## WHAT IS NEEDED
Each line of the listing must be transcribed exactly, except for the images, which should be excluded.

#####

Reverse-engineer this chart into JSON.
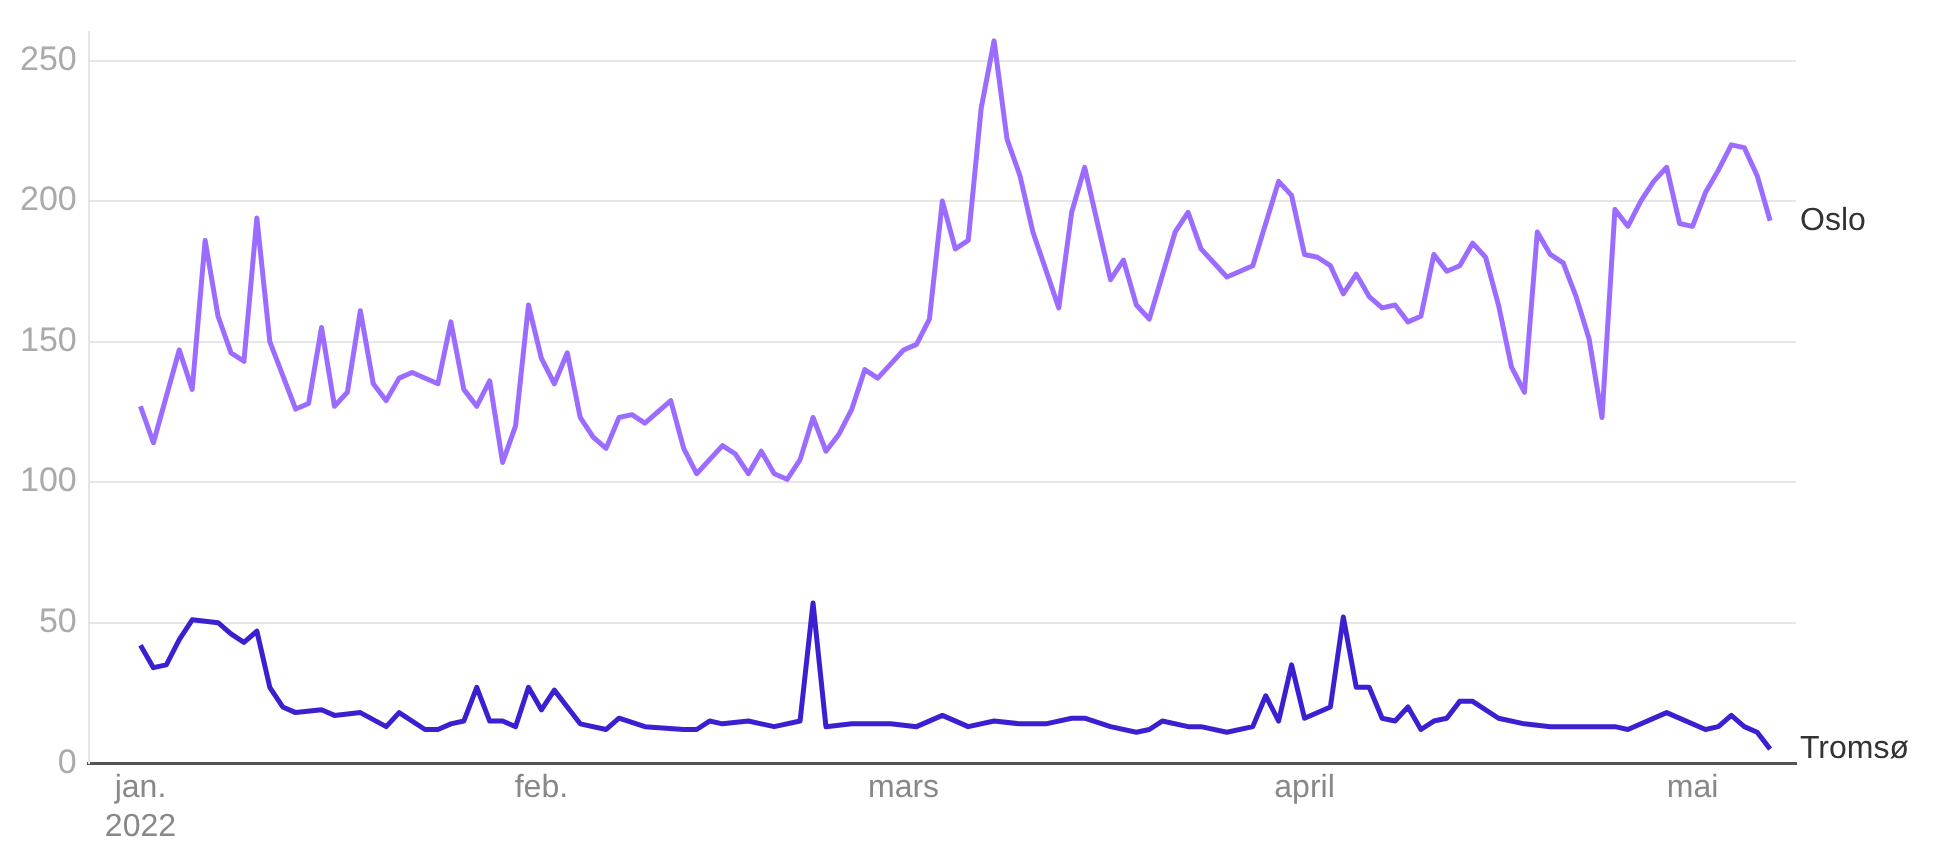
{
  "chart_data": {
    "type": "line",
    "xlim": [
      "2021-12-28",
      "2022-05-09"
    ],
    "xticks": [
      {
        "value": "2022-01-01",
        "label": "jan.\n2022"
      },
      {
        "value": "2022-02-01",
        "label": "feb."
      },
      {
        "value": "2022-03-01",
        "label": "mars"
      },
      {
        "value": "2022-04-01",
        "label": "april"
      },
      {
        "value": "2022-05-01",
        "label": "mai"
      }
    ],
    "ylim": [
      0,
      260
    ],
    "yticks": [
      0,
      50,
      100,
      150,
      200,
      250
    ],
    "grid": "y",
    "legend": false,
    "marker": "none",
    "line_style": "solid",
    "series": [
      {
        "name": "Oslo",
        "color": "#9b6cff",
        "x": [
          "2022-01-01",
          "2022-01-02",
          "2022-01-04",
          "2022-01-05",
          "2022-01-06",
          "2022-01-07",
          "2022-01-08",
          "2022-01-09",
          "2022-01-10",
          "2022-01-11",
          "2022-01-13",
          "2022-01-14",
          "2022-01-15",
          "2022-01-16",
          "2022-01-17",
          "2022-01-18",
          "2022-01-19",
          "2022-01-20",
          "2022-01-21",
          "2022-01-22",
          "2022-01-24",
          "2022-01-25",
          "2022-01-26",
          "2022-01-27",
          "2022-01-28",
          "2022-01-29",
          "2022-01-30",
          "2022-01-31",
          "2022-02-01",
          "2022-02-02",
          "2022-02-03",
          "2022-02-04",
          "2022-02-05",
          "2022-02-06",
          "2022-02-07",
          "2022-02-08",
          "2022-02-09",
          "2022-02-11",
          "2022-02-12",
          "2022-02-13",
          "2022-02-15",
          "2022-02-16",
          "2022-02-17",
          "2022-02-18",
          "2022-02-19",
          "2022-02-20",
          "2022-02-21",
          "2022-02-22",
          "2022-02-23",
          "2022-02-24",
          "2022-02-25",
          "2022-02-26",
          "2022-02-27",
          "2022-02-28",
          "2022-03-01",
          "2022-03-02",
          "2022-03-03",
          "2022-03-04",
          "2022-03-05",
          "2022-03-06",
          "2022-03-07",
          "2022-03-08",
          "2022-03-09",
          "2022-03-10",
          "2022-03-11",
          "2022-03-13",
          "2022-03-14",
          "2022-03-15",
          "2022-03-17",
          "2022-03-18",
          "2022-03-19",
          "2022-03-20",
          "2022-03-22",
          "2022-03-23",
          "2022-03-24",
          "2022-03-26",
          "2022-03-28",
          "2022-03-30",
          "2022-03-31",
          "2022-04-01",
          "2022-04-02",
          "2022-04-03",
          "2022-04-04",
          "2022-04-05",
          "2022-04-06",
          "2022-04-07",
          "2022-04-08",
          "2022-04-09",
          "2022-04-10",
          "2022-04-11",
          "2022-04-12",
          "2022-04-13",
          "2022-04-14",
          "2022-04-15",
          "2022-04-16",
          "2022-04-17",
          "2022-04-18",
          "2022-04-19",
          "2022-04-20",
          "2022-04-21",
          "2022-04-22",
          "2022-04-23",
          "2022-04-24",
          "2022-04-25",
          "2022-04-26",
          "2022-04-27",
          "2022-04-28",
          "2022-04-29",
          "2022-04-30",
          "2022-05-01",
          "2022-05-02",
          "2022-05-03",
          "2022-05-04",
          "2022-05-05",
          "2022-05-06",
          "2022-05-07"
        ],
        "values": [
          127,
          114,
          147,
          133,
          186,
          159,
          146,
          143,
          194,
          150,
          126,
          128,
          155,
          127,
          132,
          161,
          135,
          129,
          137,
          139,
          135,
          157,
          133,
          127,
          136,
          107,
          120,
          163,
          144,
          135,
          146,
          123,
          116,
          112,
          123,
          124,
          121,
          129,
          112,
          103,
          113,
          110,
          103,
          111,
          103,
          101,
          108,
          123,
          111,
          117,
          126,
          140,
          137,
          142,
          147,
          149,
          158,
          200,
          183,
          186,
          233,
          257,
          222,
          209,
          189,
          162,
          196,
          212,
          172,
          179,
          163,
          158,
          189,
          196,
          183,
          173,
          177,
          207,
          202,
          181,
          180,
          177,
          167,
          174,
          166,
          162,
          163,
          157,
          159,
          181,
          175,
          177,
          185,
          180,
          163,
          141,
          132,
          189,
          181,
          178,
          166,
          151,
          123,
          197,
          191,
          200,
          207,
          212,
          192,
          191,
          203,
          211,
          220,
          219,
          209,
          193
        ]
      },
      {
        "name": "Tromsø",
        "color": "#3d1fd1",
        "x": [
          "2022-01-01",
          "2022-01-02",
          "2022-01-03",
          "2022-01-04",
          "2022-01-05",
          "2022-01-07",
          "2022-01-08",
          "2022-01-09",
          "2022-01-10",
          "2022-01-11",
          "2022-01-12",
          "2022-01-13",
          "2022-01-15",
          "2022-01-16",
          "2022-01-18",
          "2022-01-20",
          "2022-01-21",
          "2022-01-23",
          "2022-01-24",
          "2022-01-25",
          "2022-01-26",
          "2022-01-27",
          "2022-01-28",
          "2022-01-29",
          "2022-01-30",
          "2022-01-31",
          "2022-02-01",
          "2022-02-02",
          "2022-02-03",
          "2022-02-04",
          "2022-02-06",
          "2022-02-07",
          "2022-02-09",
          "2022-02-12",
          "2022-02-13",
          "2022-02-14",
          "2022-02-15",
          "2022-02-17",
          "2022-02-19",
          "2022-02-21",
          "2022-02-22",
          "2022-02-23",
          "2022-02-25",
          "2022-02-28",
          "2022-03-02",
          "2022-03-04",
          "2022-03-06",
          "2022-03-08",
          "2022-03-10",
          "2022-03-12",
          "2022-03-14",
          "2022-03-15",
          "2022-03-17",
          "2022-03-19",
          "2022-03-20",
          "2022-03-21",
          "2022-03-23",
          "2022-03-24",
          "2022-03-26",
          "2022-03-28",
          "2022-03-29",
          "2022-03-30",
          "2022-03-31",
          "2022-04-01",
          "2022-04-03",
          "2022-04-04",
          "2022-04-05",
          "2022-04-06",
          "2022-04-07",
          "2022-04-08",
          "2022-04-09",
          "2022-04-10",
          "2022-04-11",
          "2022-04-12",
          "2022-04-13",
          "2022-04-14",
          "2022-04-16",
          "2022-04-18",
          "2022-04-20",
          "2022-04-25",
          "2022-04-26",
          "2022-04-29",
          "2022-05-02",
          "2022-05-03",
          "2022-05-04",
          "2022-05-05",
          "2022-05-06",
          "2022-05-07"
        ],
        "values": [
          42,
          34,
          35,
          44,
          51,
          50,
          46,
          43,
          47,
          27,
          20,
          18,
          19,
          17,
          18,
          13,
          18,
          12,
          12,
          14,
          15,
          27,
          15,
          15,
          13,
          27,
          19,
          26,
          20,
          14,
          12,
          16,
          13,
          12,
          12,
          15,
          14,
          15,
          13,
          15,
          57,
          13,
          14,
          14,
          13,
          17,
          13,
          15,
          14,
          14,
          16,
          16,
          13,
          11,
          12,
          15,
          13,
          13,
          11,
          13,
          24,
          15,
          35,
          16,
          20,
          52,
          27,
          27,
          16,
          15,
          20,
          12,
          15,
          16,
          22,
          22,
          16,
          14,
          13,
          13,
          12,
          18,
          12,
          13,
          17,
          13,
          11,
          5
        ]
      }
    ]
  }
}
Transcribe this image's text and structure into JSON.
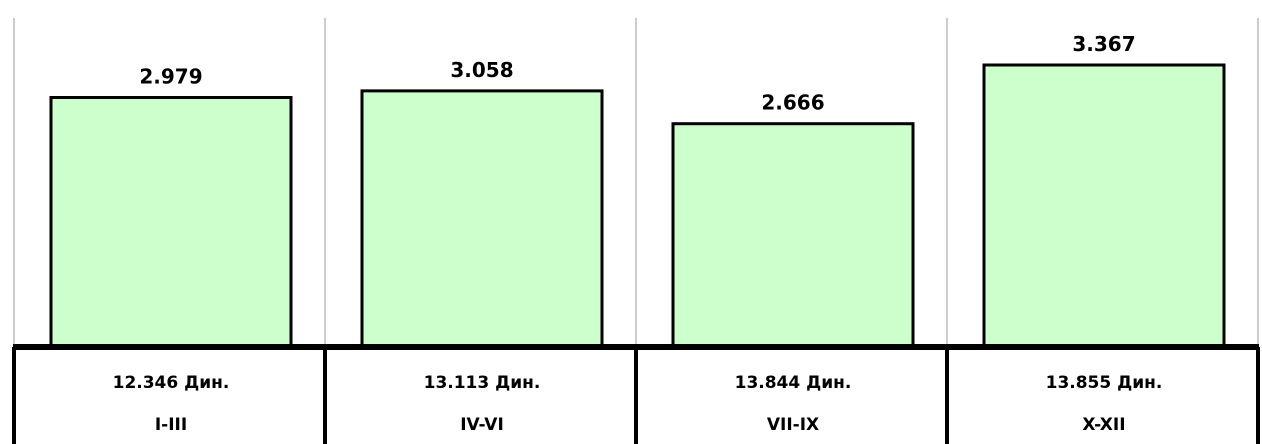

#####

## ANSWER TO THE TASK
Reverse-engineer this chart into JSON.
{
  "chart_data": {
    "type": "line",
    "xlim": [
      "2021-12-28",
      "2022-05-09"
    ],
    "xticks": [
      {
        "value": "2022-01-01",
        "label": "jan.\n2022"
      },
      {
        "value": "2022-02-01",
        "label": "feb."
      },
      {
        "value": "2022-03-01",
        "label": "mars"
      },
      {
        "value": "2022-04-01",
        "label": "april"
      },
      {
        "value": "2022-05-01",
        "label": "mai"
      }
    ],
    "ylim": [
      0,
      260
    ],
    "yticks": [
      0,
      50,
      100,
      150,
      200,
      250
    ],
    "grid": "y",
    "legend": false,
    "marker": "none",
    "line_style": "solid",
    "series": [
      {
        "name": "Oslo",
        "color": "#9b6cff",
        "x": [
          "2022-01-01",
          "2022-01-02",
          "2022-01-04",
          "2022-01-05",
          "2022-01-06",
          "2022-01-07",
          "2022-01-08",
          "2022-01-09",
          "2022-01-10",
          "2022-01-11",
          "2022-01-13",
          "2022-01-14",
          "2022-01-15",
          "2022-01-16",
          "2022-01-17",
          "2022-01-18",
          "2022-01-19",
          "2022-01-20",
          "2022-01-21",
          "2022-01-22",
          "2022-01-24",
          "2022-01-25",
          "2022-01-26",
          "2022-01-27",
          "2022-01-28",
          "2022-01-29",
          "2022-01-30",
          "2022-01-31",
          "2022-02-01",
          "2022-02-02",
          "2022-02-03",
          "2022-02-04",
          "2022-02-05",
          "2022-02-06",
          "2022-02-07",
          "2022-02-08",
          "2022-02-09",
          "2022-02-11",
          "2022-02-12",
          "2022-02-13",
          "2022-02-15",
          "2022-02-16",
          "2022-02-17",
          "2022-02-18",
          "2022-02-19",
          "2022-02-20",
          "2022-02-21",
          "2022-02-22",
          "2022-02-23",
          "2022-02-24",
          "2022-02-25",
          "2022-02-26",
          "2022-02-27",
          "2022-02-28",
          "2022-03-01",
          "2022-03-02",
          "2022-03-03",
          "2022-03-04",
          "2022-03-05",
          "2022-03-06",
          "2022-03-07",
          "2022-03-08",
          "2022-03-09",
          "2022-03-10",
          "2022-03-11",
          "2022-03-13",
          "2022-03-14",
          "2022-03-15",
          "2022-03-17",
          "2022-03-18",
          "2022-03-19",
          "2022-03-20",
          "2022-03-22",
          "2022-03-23",
          "2022-03-24",
          "2022-03-26",
          "2022-03-28",
          "2022-03-30",
          "2022-03-31",
          "2022-04-01",
          "2022-04-02",
          "2022-04-03",
          "2022-04-04",
          "2022-04-05",
          "2022-04-06",
          "2022-04-07",
          "2022-04-08",
          "2022-04-09",
          "2022-04-10",
          "2022-04-11",
          "2022-04-12",
          "2022-04-13",
          "2022-04-14",
          "2022-04-15",
          "2022-04-16",
          "2022-04-17",
          "2022-04-18",
          "2022-04-19",
          "2022-04-20",
          "2022-04-21",
          "2022-04-22",
          "2022-04-23",
          "2022-04-24",
          "2022-04-25",
          "2022-04-26",
          "2022-04-27",
          "2022-04-28",
          "2022-04-29",
          "2022-04-30",
          "2022-05-01",
          "2022-05-02",
          "2022-05-03",
          "2022-05-04",
          "2022-05-05",
          "2022-05-06",
          "2022-05-07"
        ],
        "values": [
          127,
          114,
          147,
          133,
          186,
          159,
          146,
          143,
          194,
          150,
          126,
          128,
          155,
          127,
          132,
          161,
          135,
          129,
          137,
          139,
          135,
          157,
          133,
          127,
          136,
          107,
          120,
          163,
          144,
          135,
          146,
          123,
          116,
          112,
          123,
          124,
          121,
          129,
          112,
          103,
          113,
          110,
          103,
          111,
          103,
          101,
          108,
          123,
          111,
          117,
          126,
          140,
          137,
          142,
          147,
          149,
          158,
          200,
          183,
          186,
          233,
          257,
          222,
          209,
          189,
          162,
          196,
          212,
          172,
          179,
          163,
          158,
          189,
          196,
          183,
          173,
          177,
          207,
          202,
          181,
          180,
          177,
          167,
          174,
          166,
          162,
          163,
          157,
          159,
          181,
          175,
          177,
          185,
          180,
          163,
          141,
          132,
          189,
          181,
          178,
          166,
          151,
          123,
          197,
          191,
          200,
          207,
          212,
          192,
          191,
          203,
          211,
          220,
          219,
          209,
          193
        ]
      },
      {
        "name": "Tromsø",
        "color": "#3d1fd1",
        "x": [
          "2022-01-01",
          "2022-01-02",
          "2022-01-03",
          "2022-01-04",
          "2022-01-05",
          "2022-01-07",
          "2022-01-08",
          "2022-01-09",
          "2022-01-10",
          "2022-01-11",
          "2022-01-12",
          "2022-01-13",
          "2022-01-15",
          "2022-01-16",
          "2022-01-18",
          "2022-01-20",
          "2022-01-21",
          "2022-01-23",
          "2022-01-24",
          "2022-01-25",
          "2022-01-26",
          "2022-01-27",
          "2022-01-28",
          "2022-01-29",
          "2022-01-30",
          "2022-01-31",
          "2022-02-01",
          "2022-02-02",
          "2022-02-03",
          "2022-02-04",
          "2022-02-06",
          "2022-02-07",
          "2022-02-09",
          "2022-02-12",
          "2022-02-13",
          "2022-02-14",
          "2022-02-15",
          "2022-02-17",
          "2022-02-19",
          "2022-02-21",
          "2022-02-22",
          "2022-02-23",
          "2022-02-25",
          "2022-02-28",
          "2022-03-02",
          "2022-03-04",
          "2022-03-06",
          "2022-03-08",
          "2022-03-10",
          "2022-03-12",
          "2022-03-14",
          "2022-03-15",
          "2022-03-17",
          "2022-03-19",
          "2022-03-20",
          "2022-03-21",
          "2022-03-23",
          "2022-03-24",
          "2022-03-26",
          "2022-03-28",
          "2022-03-29",
          "2022-03-30",
          "2022-03-31",
          "2022-04-01",
          "2022-04-03",
          "2022-04-04",
          "2022-04-05",
          "2022-04-06",
          "2022-04-07",
          "2022-04-08",
          "2022-04-09",
          "2022-04-10",
          "2022-04-11",
          "2022-04-12",
          "2022-04-13",
          "2022-04-14",
          "2022-04-16",
          "2022-04-18",
          "2022-04-20",
          "2022-04-25",
          "2022-04-26",
          "2022-04-29",
          "2022-05-02",
          "2022-05-03",
          "2022-05-04",
          "2022-05-05",
          "2022-05-06",
          "2022-05-07"
        ],
        "values": [
          42,
          34,
          35,
          44,
          51,
          50,
          46,
          43,
          47,
          27,
          20,
          18,
          19,
          17,
          18,
          13,
          18,
          12,
          12,
          14,
          15,
          27,
          15,
          15,
          13,
          27,
          19,
          26,
          20,
          14,
          12,
          16,
          13,
          12,
          12,
          15,
          14,
          15,
          13,
          15,
          57,
          13,
          14,
          14,
          13,
          17,
          13,
          15,
          14,
          14,
          16,
          16,
          13,
          11,
          12,
          15,
          13,
          13,
          11,
          13,
          24,
          15,
          35,
          16,
          20,
          52,
          27,
          27,
          16,
          15,
          20,
          12,
          15,
          16,
          22,
          22,
          16,
          14,
          13,
          13,
          12,
          18,
          12,
          13,
          17,
          13,
          11,
          5
        ]
      }
    ]
  }
}
Transcribe this image's text and structure into JSON.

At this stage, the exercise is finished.